Pull each line holding the word "night" from the data.
start Provided records
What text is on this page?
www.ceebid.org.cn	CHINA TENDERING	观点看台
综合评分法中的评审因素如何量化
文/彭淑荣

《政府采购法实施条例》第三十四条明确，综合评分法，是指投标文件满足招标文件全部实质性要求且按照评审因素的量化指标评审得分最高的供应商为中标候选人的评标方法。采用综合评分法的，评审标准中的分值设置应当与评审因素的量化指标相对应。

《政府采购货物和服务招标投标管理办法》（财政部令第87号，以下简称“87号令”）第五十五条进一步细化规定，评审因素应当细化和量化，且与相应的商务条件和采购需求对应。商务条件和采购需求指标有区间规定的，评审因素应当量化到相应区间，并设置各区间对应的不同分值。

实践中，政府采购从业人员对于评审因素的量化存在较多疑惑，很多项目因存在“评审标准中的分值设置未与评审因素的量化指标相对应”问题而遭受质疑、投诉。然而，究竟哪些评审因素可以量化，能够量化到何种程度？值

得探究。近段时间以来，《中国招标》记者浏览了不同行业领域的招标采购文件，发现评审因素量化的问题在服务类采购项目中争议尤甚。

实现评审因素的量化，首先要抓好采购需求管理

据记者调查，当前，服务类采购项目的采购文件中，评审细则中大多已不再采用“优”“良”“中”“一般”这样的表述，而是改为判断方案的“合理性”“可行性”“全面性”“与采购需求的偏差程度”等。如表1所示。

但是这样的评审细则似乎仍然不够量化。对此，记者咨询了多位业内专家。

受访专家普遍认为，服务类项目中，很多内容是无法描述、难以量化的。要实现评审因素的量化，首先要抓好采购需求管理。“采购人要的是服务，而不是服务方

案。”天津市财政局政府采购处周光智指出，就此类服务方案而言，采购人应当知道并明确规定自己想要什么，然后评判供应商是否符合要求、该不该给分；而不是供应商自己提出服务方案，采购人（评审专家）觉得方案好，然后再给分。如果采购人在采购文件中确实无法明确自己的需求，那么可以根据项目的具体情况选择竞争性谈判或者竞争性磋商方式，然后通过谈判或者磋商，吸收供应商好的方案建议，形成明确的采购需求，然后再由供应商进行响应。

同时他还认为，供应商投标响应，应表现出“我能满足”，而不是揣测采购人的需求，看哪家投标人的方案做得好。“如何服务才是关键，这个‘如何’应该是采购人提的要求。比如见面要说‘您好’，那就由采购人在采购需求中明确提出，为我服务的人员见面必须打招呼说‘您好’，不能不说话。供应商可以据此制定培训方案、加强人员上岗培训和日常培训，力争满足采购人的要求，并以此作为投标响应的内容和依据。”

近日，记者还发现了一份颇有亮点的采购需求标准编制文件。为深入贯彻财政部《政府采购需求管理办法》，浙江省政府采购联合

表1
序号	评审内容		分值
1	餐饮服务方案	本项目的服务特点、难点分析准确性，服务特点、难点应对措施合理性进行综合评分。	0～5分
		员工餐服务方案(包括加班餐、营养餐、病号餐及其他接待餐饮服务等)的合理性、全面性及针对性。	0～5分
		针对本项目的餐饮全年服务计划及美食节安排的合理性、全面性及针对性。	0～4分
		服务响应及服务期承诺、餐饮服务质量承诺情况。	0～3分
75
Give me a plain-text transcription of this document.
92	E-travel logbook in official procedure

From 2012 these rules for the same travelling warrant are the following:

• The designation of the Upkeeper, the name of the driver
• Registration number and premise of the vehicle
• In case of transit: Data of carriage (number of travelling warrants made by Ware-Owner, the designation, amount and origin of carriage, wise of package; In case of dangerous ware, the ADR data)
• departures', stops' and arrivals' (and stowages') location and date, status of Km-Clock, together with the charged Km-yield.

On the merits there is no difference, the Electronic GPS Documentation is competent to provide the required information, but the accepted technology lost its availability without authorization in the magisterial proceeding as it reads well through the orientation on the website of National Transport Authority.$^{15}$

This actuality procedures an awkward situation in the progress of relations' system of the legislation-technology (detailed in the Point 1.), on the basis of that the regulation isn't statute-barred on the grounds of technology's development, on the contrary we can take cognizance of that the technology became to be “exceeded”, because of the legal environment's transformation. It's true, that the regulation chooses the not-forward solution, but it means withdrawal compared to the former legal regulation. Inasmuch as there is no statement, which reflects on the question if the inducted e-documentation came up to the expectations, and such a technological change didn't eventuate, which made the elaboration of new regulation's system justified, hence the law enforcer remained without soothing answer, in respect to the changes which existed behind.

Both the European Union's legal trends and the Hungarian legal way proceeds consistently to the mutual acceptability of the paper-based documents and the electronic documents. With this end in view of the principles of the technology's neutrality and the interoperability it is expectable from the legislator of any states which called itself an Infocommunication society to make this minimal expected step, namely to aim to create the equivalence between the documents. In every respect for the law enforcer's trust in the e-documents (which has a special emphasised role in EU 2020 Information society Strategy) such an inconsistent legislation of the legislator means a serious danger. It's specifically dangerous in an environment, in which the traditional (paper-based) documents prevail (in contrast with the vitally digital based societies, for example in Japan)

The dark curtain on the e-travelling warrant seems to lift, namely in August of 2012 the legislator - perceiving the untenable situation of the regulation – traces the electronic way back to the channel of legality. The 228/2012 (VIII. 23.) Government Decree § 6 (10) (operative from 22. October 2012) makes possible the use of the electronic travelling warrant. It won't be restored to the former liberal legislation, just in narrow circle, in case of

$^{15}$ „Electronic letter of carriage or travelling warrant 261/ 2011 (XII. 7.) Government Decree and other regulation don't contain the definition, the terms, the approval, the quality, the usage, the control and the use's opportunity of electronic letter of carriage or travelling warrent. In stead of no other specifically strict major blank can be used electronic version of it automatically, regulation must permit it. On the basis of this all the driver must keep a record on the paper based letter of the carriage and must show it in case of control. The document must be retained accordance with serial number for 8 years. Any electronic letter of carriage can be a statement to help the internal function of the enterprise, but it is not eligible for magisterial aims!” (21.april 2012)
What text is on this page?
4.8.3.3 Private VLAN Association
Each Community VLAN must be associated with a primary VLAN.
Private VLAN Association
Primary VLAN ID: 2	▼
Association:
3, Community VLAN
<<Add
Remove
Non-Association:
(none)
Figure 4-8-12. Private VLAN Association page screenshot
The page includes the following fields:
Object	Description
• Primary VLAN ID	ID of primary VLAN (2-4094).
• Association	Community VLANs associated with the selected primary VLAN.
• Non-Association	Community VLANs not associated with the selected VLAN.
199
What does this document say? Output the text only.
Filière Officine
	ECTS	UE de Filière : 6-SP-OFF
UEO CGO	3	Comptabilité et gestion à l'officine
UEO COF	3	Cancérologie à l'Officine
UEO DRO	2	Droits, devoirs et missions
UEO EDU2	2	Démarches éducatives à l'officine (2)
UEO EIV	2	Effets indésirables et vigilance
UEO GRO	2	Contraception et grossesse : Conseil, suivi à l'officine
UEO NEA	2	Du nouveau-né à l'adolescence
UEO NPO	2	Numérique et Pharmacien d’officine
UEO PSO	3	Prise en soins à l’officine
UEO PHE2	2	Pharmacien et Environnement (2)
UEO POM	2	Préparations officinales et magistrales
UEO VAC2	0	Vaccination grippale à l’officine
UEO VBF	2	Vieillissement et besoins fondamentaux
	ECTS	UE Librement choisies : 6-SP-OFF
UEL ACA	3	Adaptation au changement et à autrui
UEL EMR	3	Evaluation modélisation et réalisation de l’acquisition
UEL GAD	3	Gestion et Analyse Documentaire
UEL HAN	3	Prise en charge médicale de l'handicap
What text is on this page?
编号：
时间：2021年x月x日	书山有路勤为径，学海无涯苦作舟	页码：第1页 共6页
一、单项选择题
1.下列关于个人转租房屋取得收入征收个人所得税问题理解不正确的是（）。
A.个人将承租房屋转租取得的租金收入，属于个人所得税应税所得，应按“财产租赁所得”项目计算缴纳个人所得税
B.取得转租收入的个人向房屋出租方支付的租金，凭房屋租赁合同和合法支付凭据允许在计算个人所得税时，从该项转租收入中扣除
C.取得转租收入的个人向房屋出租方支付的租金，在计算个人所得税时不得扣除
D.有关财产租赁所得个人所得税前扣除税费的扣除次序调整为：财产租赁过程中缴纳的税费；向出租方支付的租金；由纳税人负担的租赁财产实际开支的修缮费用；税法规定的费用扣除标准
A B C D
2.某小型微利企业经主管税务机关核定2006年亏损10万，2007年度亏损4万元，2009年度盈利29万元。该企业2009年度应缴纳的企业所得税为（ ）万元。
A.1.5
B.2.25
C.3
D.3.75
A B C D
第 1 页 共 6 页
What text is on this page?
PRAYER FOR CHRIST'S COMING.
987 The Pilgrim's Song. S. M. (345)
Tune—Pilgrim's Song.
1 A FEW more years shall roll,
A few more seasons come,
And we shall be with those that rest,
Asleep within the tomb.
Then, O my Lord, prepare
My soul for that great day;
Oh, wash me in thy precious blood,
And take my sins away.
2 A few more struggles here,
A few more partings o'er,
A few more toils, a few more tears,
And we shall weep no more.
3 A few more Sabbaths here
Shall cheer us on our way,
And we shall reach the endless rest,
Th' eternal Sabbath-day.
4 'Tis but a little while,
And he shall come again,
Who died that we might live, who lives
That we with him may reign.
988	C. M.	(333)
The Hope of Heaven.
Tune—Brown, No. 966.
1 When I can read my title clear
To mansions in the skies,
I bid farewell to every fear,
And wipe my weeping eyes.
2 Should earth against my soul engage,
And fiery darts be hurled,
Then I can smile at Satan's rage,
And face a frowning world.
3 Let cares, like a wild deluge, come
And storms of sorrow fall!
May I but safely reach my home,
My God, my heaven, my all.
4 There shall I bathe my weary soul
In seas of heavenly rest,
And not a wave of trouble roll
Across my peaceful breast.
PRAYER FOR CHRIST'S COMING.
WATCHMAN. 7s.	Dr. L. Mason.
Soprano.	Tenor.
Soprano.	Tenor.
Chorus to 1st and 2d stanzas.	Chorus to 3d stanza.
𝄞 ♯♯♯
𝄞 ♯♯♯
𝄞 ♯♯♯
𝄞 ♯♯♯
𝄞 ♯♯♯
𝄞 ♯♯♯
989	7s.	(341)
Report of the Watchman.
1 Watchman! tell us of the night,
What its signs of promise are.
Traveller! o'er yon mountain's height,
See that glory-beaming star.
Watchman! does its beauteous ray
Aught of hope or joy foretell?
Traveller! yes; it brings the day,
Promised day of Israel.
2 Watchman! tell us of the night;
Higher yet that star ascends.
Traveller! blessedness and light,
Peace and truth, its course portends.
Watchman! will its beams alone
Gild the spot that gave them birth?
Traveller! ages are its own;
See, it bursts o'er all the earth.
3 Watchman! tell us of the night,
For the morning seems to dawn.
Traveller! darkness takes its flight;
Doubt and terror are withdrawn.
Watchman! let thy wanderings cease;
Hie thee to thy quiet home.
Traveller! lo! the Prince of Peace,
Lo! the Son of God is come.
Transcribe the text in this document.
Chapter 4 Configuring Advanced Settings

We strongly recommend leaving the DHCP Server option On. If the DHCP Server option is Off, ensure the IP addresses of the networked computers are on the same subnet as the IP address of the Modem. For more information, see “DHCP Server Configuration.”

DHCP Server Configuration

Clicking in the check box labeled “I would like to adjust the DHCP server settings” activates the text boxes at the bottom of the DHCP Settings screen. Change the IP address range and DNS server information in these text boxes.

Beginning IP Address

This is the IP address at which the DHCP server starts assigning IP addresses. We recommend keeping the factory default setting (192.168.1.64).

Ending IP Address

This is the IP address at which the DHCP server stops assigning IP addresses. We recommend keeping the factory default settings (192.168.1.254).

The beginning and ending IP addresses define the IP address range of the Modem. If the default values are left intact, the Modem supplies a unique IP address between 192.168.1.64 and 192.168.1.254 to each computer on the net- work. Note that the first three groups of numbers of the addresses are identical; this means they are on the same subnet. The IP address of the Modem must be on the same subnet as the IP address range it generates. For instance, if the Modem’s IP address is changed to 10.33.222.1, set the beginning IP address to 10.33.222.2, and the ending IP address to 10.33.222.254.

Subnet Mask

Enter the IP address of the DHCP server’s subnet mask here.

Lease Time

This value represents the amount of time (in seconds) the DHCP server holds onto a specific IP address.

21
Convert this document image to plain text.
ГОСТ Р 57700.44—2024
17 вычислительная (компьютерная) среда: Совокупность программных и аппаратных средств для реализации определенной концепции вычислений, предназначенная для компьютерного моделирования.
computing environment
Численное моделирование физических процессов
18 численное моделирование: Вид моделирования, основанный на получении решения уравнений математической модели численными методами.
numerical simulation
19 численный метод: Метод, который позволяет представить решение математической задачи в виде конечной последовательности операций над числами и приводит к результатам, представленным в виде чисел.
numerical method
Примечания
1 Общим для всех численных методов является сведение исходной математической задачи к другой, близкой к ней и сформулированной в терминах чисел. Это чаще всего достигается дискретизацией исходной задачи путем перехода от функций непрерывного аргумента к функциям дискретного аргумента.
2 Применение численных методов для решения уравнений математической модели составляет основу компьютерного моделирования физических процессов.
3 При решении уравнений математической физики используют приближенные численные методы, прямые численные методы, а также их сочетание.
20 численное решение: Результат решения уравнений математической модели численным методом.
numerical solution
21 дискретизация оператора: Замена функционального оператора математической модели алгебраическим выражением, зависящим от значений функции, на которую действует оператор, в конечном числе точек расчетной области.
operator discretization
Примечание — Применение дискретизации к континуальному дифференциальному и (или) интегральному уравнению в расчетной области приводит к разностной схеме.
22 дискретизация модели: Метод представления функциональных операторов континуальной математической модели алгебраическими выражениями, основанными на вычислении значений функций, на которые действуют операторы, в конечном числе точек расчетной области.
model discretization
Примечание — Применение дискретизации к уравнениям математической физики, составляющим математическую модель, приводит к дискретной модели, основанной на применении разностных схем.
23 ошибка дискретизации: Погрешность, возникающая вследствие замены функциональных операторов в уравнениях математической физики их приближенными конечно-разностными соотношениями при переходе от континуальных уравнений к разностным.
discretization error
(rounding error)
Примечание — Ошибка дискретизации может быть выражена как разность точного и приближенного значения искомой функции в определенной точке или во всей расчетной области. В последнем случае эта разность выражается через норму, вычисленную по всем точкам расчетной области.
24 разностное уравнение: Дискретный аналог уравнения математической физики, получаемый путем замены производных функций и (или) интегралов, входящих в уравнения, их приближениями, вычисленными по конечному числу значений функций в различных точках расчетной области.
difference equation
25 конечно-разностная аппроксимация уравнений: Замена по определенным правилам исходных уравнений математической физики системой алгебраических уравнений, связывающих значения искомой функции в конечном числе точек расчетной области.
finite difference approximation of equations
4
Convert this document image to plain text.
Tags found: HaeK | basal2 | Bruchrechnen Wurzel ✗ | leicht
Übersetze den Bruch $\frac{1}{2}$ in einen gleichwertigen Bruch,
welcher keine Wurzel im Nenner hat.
end Provided records
Task solution =
1 Watchman! tell us of the night,
2 Watchman! tell us of the night;
3 Watchman! tell us of the night,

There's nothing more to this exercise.